__Sélection__
+ + + + +
La réponse internationale, celle de l’ONU, de l’Europe et de la France, doit aussi favoriser – sinon se poserait à terme la question de sa légitimité à terme – la construction d’une capacité régionale de prise en charge de la crise. Cela passe notamment par la consolidation de forces africaines d’imposition de la paix, comme la force conjointe du G5 Sahel ou la Force Multinationale Mixte (FMM) dans le cadre de la lutte contre Boko Haram, qui s’intègrent dans l’architecture africaine globale de maintien de la paix. Cette montée en puissance est indispensable dans les années qui viennent.

© Jean-Marc Châtaigner

Alain Boinet :

Dans une interview de Marc-Antoine Pérouse de Montclos[7], celui-ci déclare que « les djihads africains ont des racines historiques », qu’« il n’y a pas d’importation d’un djihad arabe » et que « le vrai moteur des djihads tient plus à la déliquescence des États, à la corruption des élites, à la violence des forces de sécurité qu’à l’idéologie ». Enfin, il nous dit que « le recrutement se fait essentiellement localement sur un sentiment de persécution, de frustration, de vengeance ou de la peur d’une arrestation arbitraire par les forces de sécurité ». Ce djihad africain enraciné ne serait pas importé de l’extérieur, et il ne s’exporterait pas à l’extérieur non plus. Alors que pour résoudre une crise il convient de s’attaquer à ses causes et pas seulement à ses conséquences, quelles sont selon toi les causes de l’instabilité au Sahel, en particulier au Mali,  et comment les traiter ?
+ + + + +
__Extrait de données__

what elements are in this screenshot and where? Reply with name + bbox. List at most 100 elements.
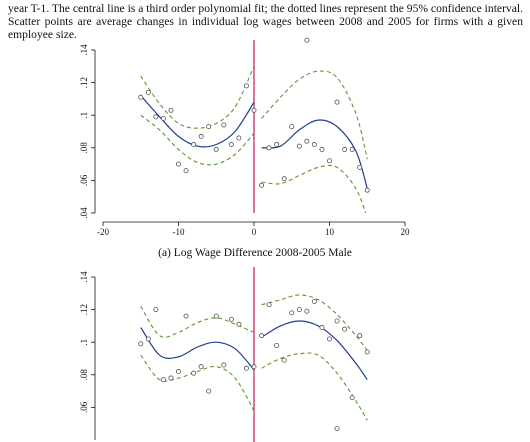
+ + + + +
__Vos tâches__
**1.** D'après l'extrait sur le Sahel, pourquoi la réponse internationale doit-elle favoriser la construction d'une capacité régionale de prise en charge de la crise ? Répondez en une à trois phrases.
**2.** Recopiez fidèlement tout le passage de l'extrait sur le Sahel, depuis « La réponse internationale, celle » jusqu'à « années qui viennent. ».
Ce matériau n'a aucun rapport avec l'extrait sur le Sahel.

__Réponses fournies__
**1.** Sans cela, la question de sa légitimité se poserait à terme. L'extrait ajoute que cela passe notamment par la consolidation de forces africaines d'imposition de la paix, comme la force conjointe du G5 Sahel ou la Force Multinationale Mixte.

**2.**
La réponse internationale, celle de l’ONU, de l’Europe et de la France, doit aussi favoriser – sinon se poserait à terme la question de sa légitimité à terme – la construction d’une capacité régionale de prise en charge de la crise. Cela passe notamment par la consolidation de forces africaines d’imposition de la paix, comme la force conjointe du G5 Sahel ou la Force Multinationale Mixte (FMM) dans le cadre de la lutte contre Boko Haram, qui s’intègrent dans l’architecture africaine globale de maintien de la paix. Cette montée en puissance est indispensable dans les années qui viennent.